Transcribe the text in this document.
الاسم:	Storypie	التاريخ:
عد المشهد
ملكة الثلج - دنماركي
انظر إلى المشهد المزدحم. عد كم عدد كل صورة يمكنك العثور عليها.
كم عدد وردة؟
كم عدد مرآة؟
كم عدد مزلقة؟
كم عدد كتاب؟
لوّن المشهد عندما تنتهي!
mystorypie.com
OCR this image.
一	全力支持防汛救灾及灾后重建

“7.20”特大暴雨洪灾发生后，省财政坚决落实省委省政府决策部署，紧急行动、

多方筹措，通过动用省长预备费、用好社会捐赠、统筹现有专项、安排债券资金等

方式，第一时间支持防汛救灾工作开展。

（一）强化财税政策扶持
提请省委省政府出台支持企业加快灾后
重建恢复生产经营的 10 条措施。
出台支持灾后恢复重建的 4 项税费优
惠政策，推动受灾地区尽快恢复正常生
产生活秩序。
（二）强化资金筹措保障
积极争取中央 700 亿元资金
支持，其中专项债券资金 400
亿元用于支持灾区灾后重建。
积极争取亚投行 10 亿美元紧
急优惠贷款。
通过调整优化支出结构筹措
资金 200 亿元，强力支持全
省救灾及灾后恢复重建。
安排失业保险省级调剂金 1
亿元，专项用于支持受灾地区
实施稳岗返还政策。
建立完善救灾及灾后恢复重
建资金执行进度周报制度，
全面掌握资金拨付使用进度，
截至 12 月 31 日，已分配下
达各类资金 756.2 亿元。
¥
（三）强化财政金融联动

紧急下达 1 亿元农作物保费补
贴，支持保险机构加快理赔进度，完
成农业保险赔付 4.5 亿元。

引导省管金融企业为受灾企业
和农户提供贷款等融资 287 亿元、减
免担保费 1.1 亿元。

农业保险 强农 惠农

==

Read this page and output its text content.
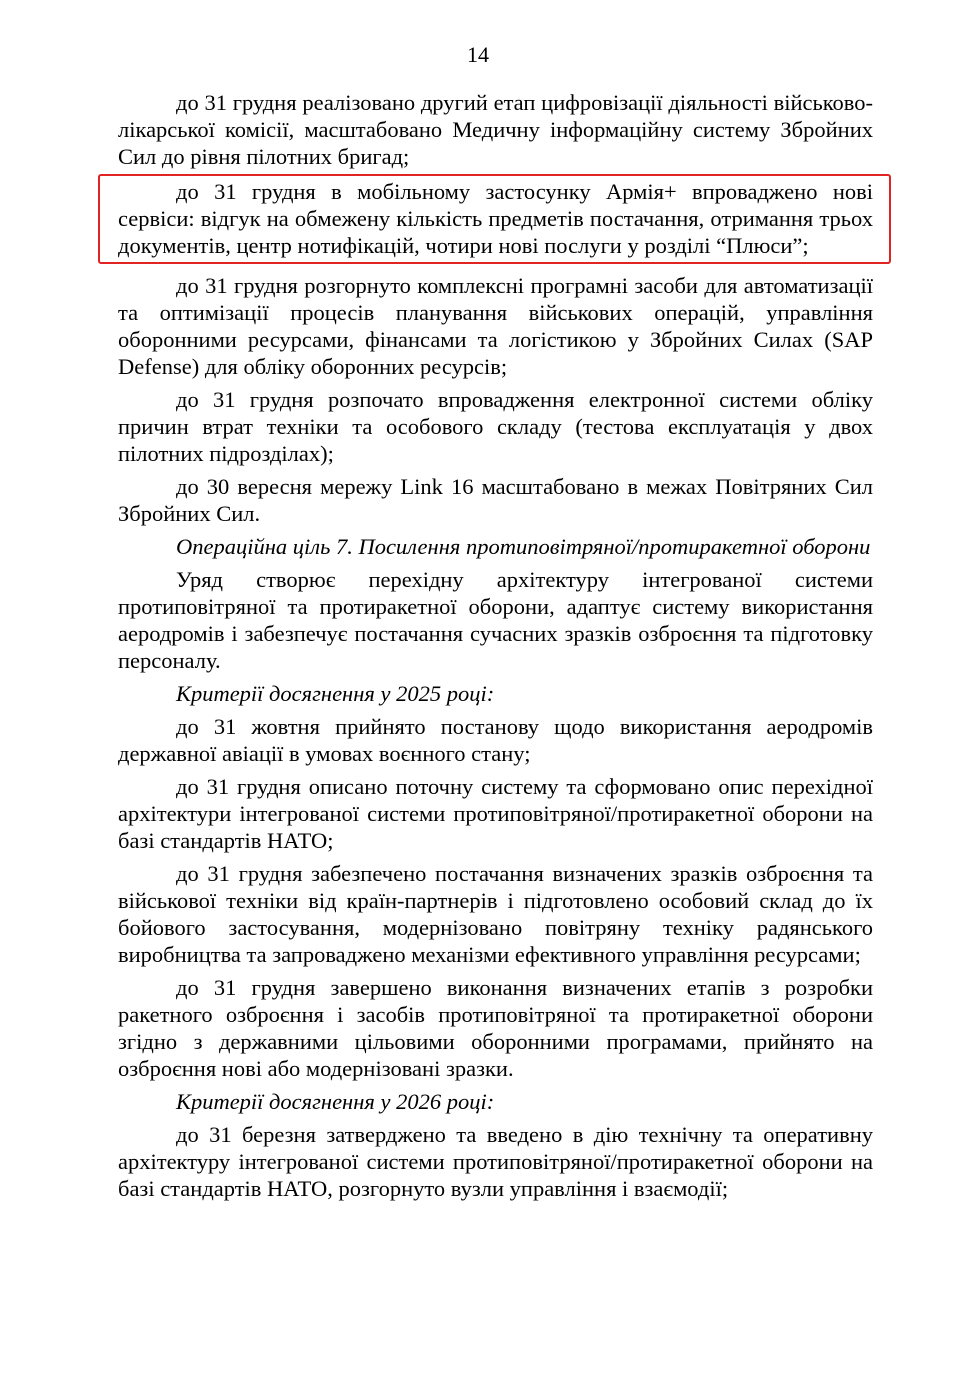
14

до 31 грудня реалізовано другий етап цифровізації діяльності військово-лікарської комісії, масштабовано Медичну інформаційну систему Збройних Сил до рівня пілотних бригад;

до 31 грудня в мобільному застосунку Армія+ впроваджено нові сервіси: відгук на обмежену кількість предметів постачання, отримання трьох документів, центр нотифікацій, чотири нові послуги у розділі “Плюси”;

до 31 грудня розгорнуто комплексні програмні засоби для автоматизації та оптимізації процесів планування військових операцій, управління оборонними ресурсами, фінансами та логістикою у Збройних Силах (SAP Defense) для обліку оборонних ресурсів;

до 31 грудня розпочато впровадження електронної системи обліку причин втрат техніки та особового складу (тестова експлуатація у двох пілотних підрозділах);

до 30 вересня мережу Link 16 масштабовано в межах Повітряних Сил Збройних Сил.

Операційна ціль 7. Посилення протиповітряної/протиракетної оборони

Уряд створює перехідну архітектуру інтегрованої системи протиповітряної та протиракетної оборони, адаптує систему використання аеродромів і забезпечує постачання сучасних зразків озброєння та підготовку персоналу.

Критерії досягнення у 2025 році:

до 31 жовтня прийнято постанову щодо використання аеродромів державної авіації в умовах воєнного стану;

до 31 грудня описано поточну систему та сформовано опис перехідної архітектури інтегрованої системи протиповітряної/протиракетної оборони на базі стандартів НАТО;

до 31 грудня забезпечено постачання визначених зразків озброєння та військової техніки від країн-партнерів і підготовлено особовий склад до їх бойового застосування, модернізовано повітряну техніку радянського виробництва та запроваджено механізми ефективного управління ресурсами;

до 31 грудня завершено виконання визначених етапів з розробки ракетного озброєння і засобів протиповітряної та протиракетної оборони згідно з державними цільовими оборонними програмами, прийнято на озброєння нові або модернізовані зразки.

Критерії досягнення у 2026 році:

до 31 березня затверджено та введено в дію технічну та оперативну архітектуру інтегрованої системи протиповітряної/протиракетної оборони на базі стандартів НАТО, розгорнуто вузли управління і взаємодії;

Stated task:
State, as a bare number, how many lines of the listing hold the word "базі".

Response below:
2